» WRITTEN INSTRUCTION
Each entry has to be copied exactly, with nothing missed.

» INFORMATION SHOWN
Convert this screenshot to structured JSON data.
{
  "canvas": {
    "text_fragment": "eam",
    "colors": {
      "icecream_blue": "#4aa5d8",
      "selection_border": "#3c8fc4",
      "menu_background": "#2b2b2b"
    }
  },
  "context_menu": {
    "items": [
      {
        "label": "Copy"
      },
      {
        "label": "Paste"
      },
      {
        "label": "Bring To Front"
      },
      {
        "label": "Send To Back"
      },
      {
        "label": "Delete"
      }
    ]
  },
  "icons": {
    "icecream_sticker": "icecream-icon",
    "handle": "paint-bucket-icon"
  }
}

» WRITTEN RESPONSE
Convert this screenshot to structured JSON data.
{
  "canvas": {
    "text_fragment": "eam",
    "colors": {
      "icecream_blue": "#4aa5d8",
      "selection_border": "#3c8fc4",
      "menu_background": "#2b2b2b"
    }
  },
  "context_menu": {
    "items": [
      {
        "label": "Copy"
      },
      {
        "label": "Paste"
      },
      {
        "label": "Bring To Front"
      },
      {
        "label": "Send To Back"
      },
      {
        "label": "Delete"
      }
    ]
  },
  "icons": {
    "icecream_sticker": "icecream-icon",
    "handle": "paint-bucket-icon"
  }
}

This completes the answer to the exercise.